— WHAT YOU SHOULD DO —
In the copy, keep every record exact and leave out all images.

— SOURCE MATERIAL —

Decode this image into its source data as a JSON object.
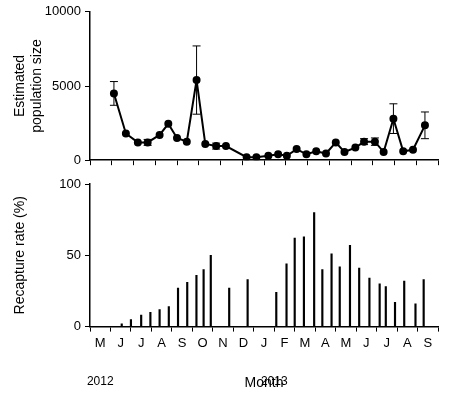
{
  "chart_data": [
    {
      "type": "line",
      "y_label": [
        "Estimated",
        "population size"
      ],
      "x": [
        1.1,
        1.65,
        2.2,
        2.65,
        3.2,
        3.6,
        4.0,
        4.45,
        4.9,
        5.3,
        5.8,
        6.25,
        7.2,
        7.65,
        8.2,
        8.65,
        9.05,
        9.5,
        9.95,
        10.4,
        10.85,
        11.3,
        11.7,
        12.2,
        12.6,
        13.1,
        13.5,
        13.95,
        14.4,
        14.85,
        15.4
      ],
      "values": [
        4500,
        1800,
        1200,
        1200,
        1700,
        2450,
        1500,
        1250,
        5400,
        1100,
        950,
        950,
        200,
        200,
        300,
        400,
        300,
        750,
        400,
        600,
        450,
        1200,
        550,
        850,
        1250,
        1250,
        550,
        2800,
        600,
        700,
        2350
      ],
      "errors": [
        800,
        null,
        null,
        200,
        null,
        null,
        null,
        null,
        2300,
        null,
        200,
        null,
        null,
        null,
        null,
        null,
        null,
        null,
        null,
        null,
        null,
        null,
        null,
        null,
        200,
        250,
        null,
        1000,
        null,
        null,
        900
      ],
      "xlim": [
        0,
        16
      ],
      "xticks": [
        {
          "value": 0,
          "label": "M"
        },
        {
          "value": 1,
          "label": "J"
        },
        {
          "value": 2,
          "label": "J"
        },
        {
          "value": 3,
          "label": "A"
        },
        {
          "value": 4,
          "label": "S"
        },
        {
          "value": 5,
          "label": "O"
        },
        {
          "value": 6,
          "label": "N"
        },
        {
          "value": 7,
          "label": "D"
        },
        {
          "value": 8,
          "label": "J"
        },
        {
          "value": 9,
          "label": "F"
        },
        {
          "value": 10,
          "label": "M"
        },
        {
          "value": 11,
          "label": "A"
        },
        {
          "value": 12,
          "label": "M"
        },
        {
          "value": 13,
          "label": "J"
        },
        {
          "value": 14,
          "label": "J"
        },
        {
          "value": 15,
          "label": "A"
        },
        {
          "value": 16,
          "label": "S"
        }
      ],
      "ylim": [
        0,
        10000
      ],
      "yticks": [
        0,
        5000,
        10000
      ],
      "tick_labels": "y",
      "grid": false,
      "color": "#000000",
      "marker": "circle",
      "line_style": "solid"
    },
    {
      "type": "bar",
      "x_label": "Month",
      "y_label": "Recapture rate (%)",
      "x": [
        1.05,
        1.5,
        2.0,
        2.45,
        2.9,
        3.35,
        3.8,
        4.25,
        4.7,
        5.05,
        5.4,
        6.3,
        7.2,
        8.6,
        9.1,
        9.5,
        9.95,
        10.45,
        10.85,
        11.3,
        11.7,
        12.2,
        12.65,
        13.15,
        13.65,
        13.95,
        14.4,
        14.85,
        15.4,
        15.8
      ],
      "values": [
        2,
        5,
        8,
        10,
        12,
        14,
        27,
        31,
        36,
        40,
        50,
        27,
        33,
        24,
        44,
        62,
        63,
        80,
        40,
        51,
        42,
        57,
        41,
        34,
        30,
        28,
        17,
        32,
        16,
        33
      ],
      "xlim": [
        0,
        16
      ],
      "xticks": [
        {
          "value": 0,
          "label": "M"
        },
        {
          "value": 1,
          "label": "J"
        },
        {
          "value": 2,
          "label": "J"
        },
        {
          "value": 3,
          "label": "A"
        },
        {
          "value": 4,
          "label": "S"
        },
        {
          "value": 5,
          "label": "O"
        },
        {
          "value": 6,
          "label": "N"
        },
        {
          "value": 7,
          "label": "D"
        },
        {
          "value": 8,
          "label": "J"
        },
        {
          "value": 9,
          "label": "F"
        },
        {
          "value": 10,
          "label": "M"
        },
        {
          "value": 11,
          "label": "A"
        },
        {
          "value": 12,
          "label": "M"
        },
        {
          "value": 13,
          "label": "J"
        },
        {
          "value": 14,
          "label": "J"
        },
        {
          "value": 15,
          "label": "A"
        },
        {
          "value": 16,
          "label": "S"
        }
      ],
      "ylim": [
        0,
        100
      ],
      "yticks": [
        0,
        50,
        100
      ],
      "grid": false,
      "color": "#000000",
      "annotations": [
        {
          "text": "2012",
          "x": 0
        },
        {
          "text": "2013",
          "x": 8.5
        }
      ]
    }
  ]
}
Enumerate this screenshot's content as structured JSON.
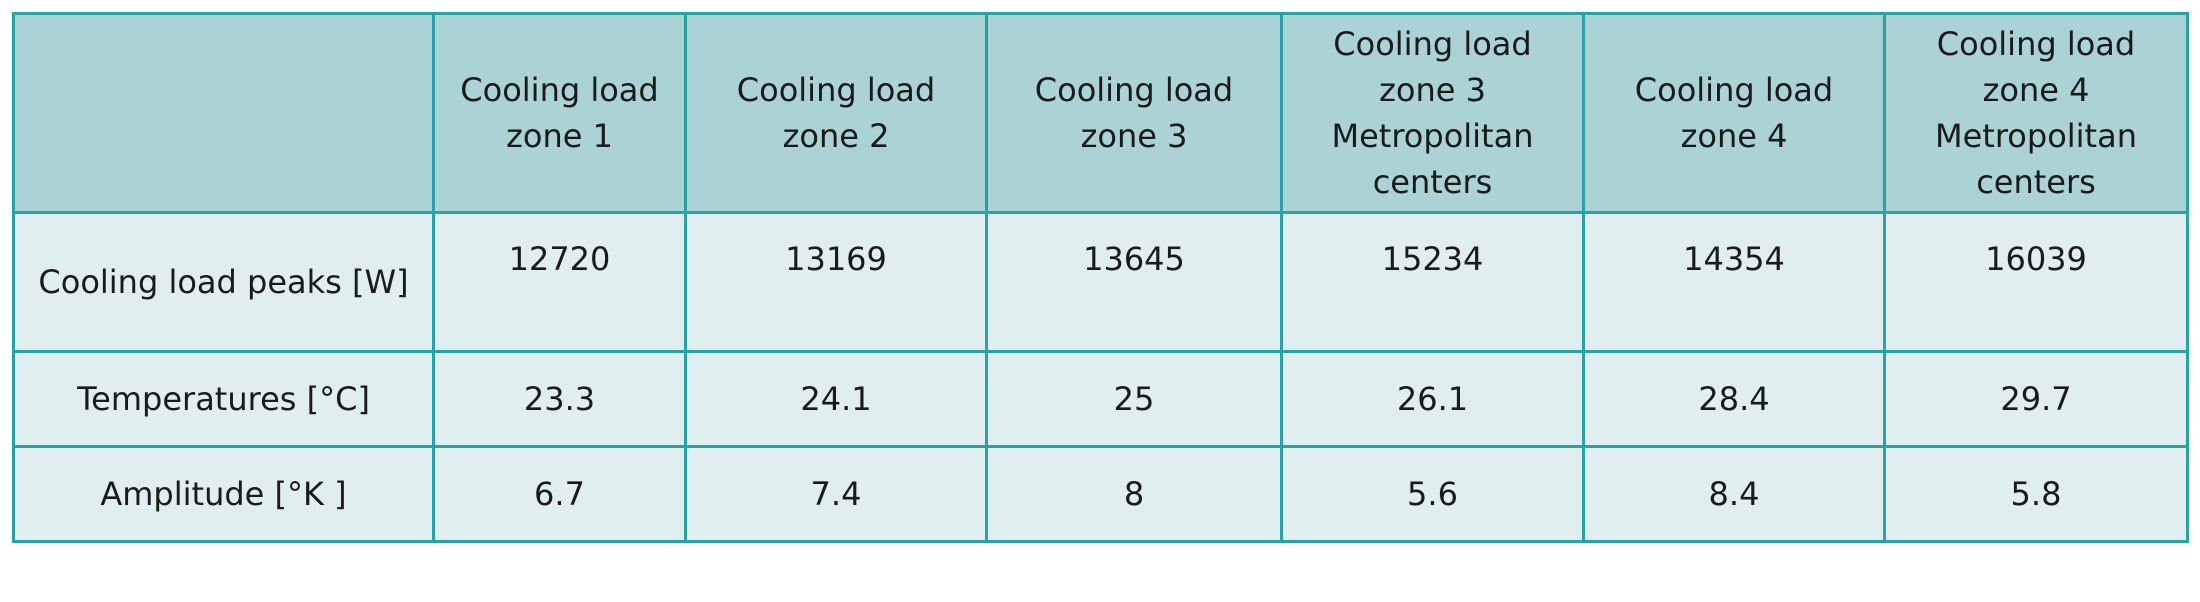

— ANSWER BELOW —
Decode this image into its source data as a JSON object.
{
  "chart_data": [
    {
      "type": "line",
      "y_label": [
        "Estimated",
        "population size"
      ],
      "x": [
        1.1,
        1.65,
        2.2,
        2.65,
        3.2,
        3.6,
        4.0,
        4.45,
        4.9,
        5.3,
        5.8,
        6.25,
        7.2,
        7.65,
        8.2,
        8.65,
        9.05,
        9.5,
        9.95,
        10.4,
        10.85,
        11.3,
        11.7,
        12.2,
        12.6,
        13.1,
        13.5,
        13.95,
        14.4,
        14.85,
        15.4
      ],
      "values": [
        4500,
        1800,
        1200,
        1200,
        1700,
        2450,
        1500,
        1250,
        5400,
        1100,
        950,
        950,
        200,
        200,
        300,
        400,
        300,
        750,
        400,
        600,
        450,
        1200,
        550,
        850,
        1250,
        1250,
        550,
        2800,
        600,
        700,
        2350
      ],
      "errors": [
        800,
        null,
        null,
        200,
        null,
        null,
        null,
        null,
        2300,
        null,
        200,
        null,
        null,
        null,
        null,
        null,
        null,
        null,
        null,
        null,
        null,
        null,
        null,
        null,
        200,
        250,
        null,
        1000,
        null,
        null,
        900
      ],
      "xlim": [
        0,
        16
      ],
      "xticks": [
        {
          "value": 0,
          "label": "M"
        },
        {
          "value": 1,
          "label": "J"
        },
        {
          "value": 2,
          "label": "J"
        },
        {
          "value": 3,
          "label": "A"
        },
        {
          "value": 4,
          "label": "S"
        },
        {
          "value": 5,
          "label": "O"
        },
        {
          "value": 6,
          "label": "N"
        },
        {
          "value": 7,
          "label": "D"
        },
        {
          "value": 8,
          "label": "J"
        },
        {
          "value": 9,
          "label": "F"
        },
        {
          "value": 10,
          "label": "M"
        },
        {
          "value": 11,
          "label": "A"
        },
        {
          "value": 12,
          "label": "M"
        },
        {
          "value": 13,
          "label": "J"
        },
        {
          "value": 14,
          "label": "J"
        },
        {
          "value": 15,
          "label": "A"
        },
        {
          "value": 16,
          "label": "S"
        }
      ],
      "ylim": [
        0,
        10000
      ],
      "yticks": [
        0,
        5000,
        10000
      ],
      "tick_labels": "y",
      "grid": false,
      "color": "#000000",
      "marker": "circle",
      "line_style": "solid"
    },
    {
      "type": "bar",
      "x_label": "Month",
      "y_label": "Recapture rate (%)",
      "x": [
        1.05,
        1.5,
        2.0,
        2.45,
        2.9,
        3.35,
        3.8,
        4.25,
        4.7,
        5.05,
        5.4,
        6.3,
        7.2,
        8.6,
        9.1,
        9.5,
        9.95,
        10.45,
        10.85,
        11.3,
        11.7,
        12.2,
        12.65,
        13.15,
        13.65,
        13.95,
        14.4,
        14.85,
        15.4,
        15.8
      ],
      "values": [
        2,
        5,
        8,
        10,
        12,
        14,
        27,
        31,
        36,
        40,
        50,
        27,
        33,
        24,
        44,
        62,
        63,
        80,
        40,
        51,
        42,
        57,
        41,
        34,
        30,
        28,
        17,
        32,
        16,
        33
      ],
      "xlim": [
        0,
        16
      ],
      "xticks": [
        {
          "value": 0,
          "label": "M"
        },
        {
          "value": 1,
          "label": "J"
        },
        {
          "value": 2,
          "label": "J"
        },
        {
          "value": 3,
          "label": "A"
        },
        {
          "value": 4,
          "label": "S"
        },
        {
          "value": 5,
          "label": "O"
        },
        {
          "value": 6,
          "label": "N"
        },
        {
          "value": 7,
          "label": "D"
        },
        {
          "value": 8,
          "label": "J"
        },
        {
          "value": 9,
          "label": "F"
        },
        {
          "value": 10,
          "label": "M"
        },
        {
          "value": 11,
          "label": "A"
        },
        {
          "value": 12,
          "label": "M"
        },
        {
          "value": 13,
          "label": "J"
        },
        {
          "value": 14,
          "label": "J"
        },
        {
          "value": 15,
          "label": "A"
        },
        {
          "value": 16,
          "label": "S"
        }
      ],
      "ylim": [
        0,
        100
      ],
      "yticks": [
        0,
        50,
        100
      ],
      "grid": false,
      "color": "#000000",
      "annotations": [
        {
          "text": "2012",
          "x": 0
        },
        {
          "text": "2013",
          "x": 8.5
        }
      ]
    }
  ]
}
Enumerate this screenshot's content as structured JSON.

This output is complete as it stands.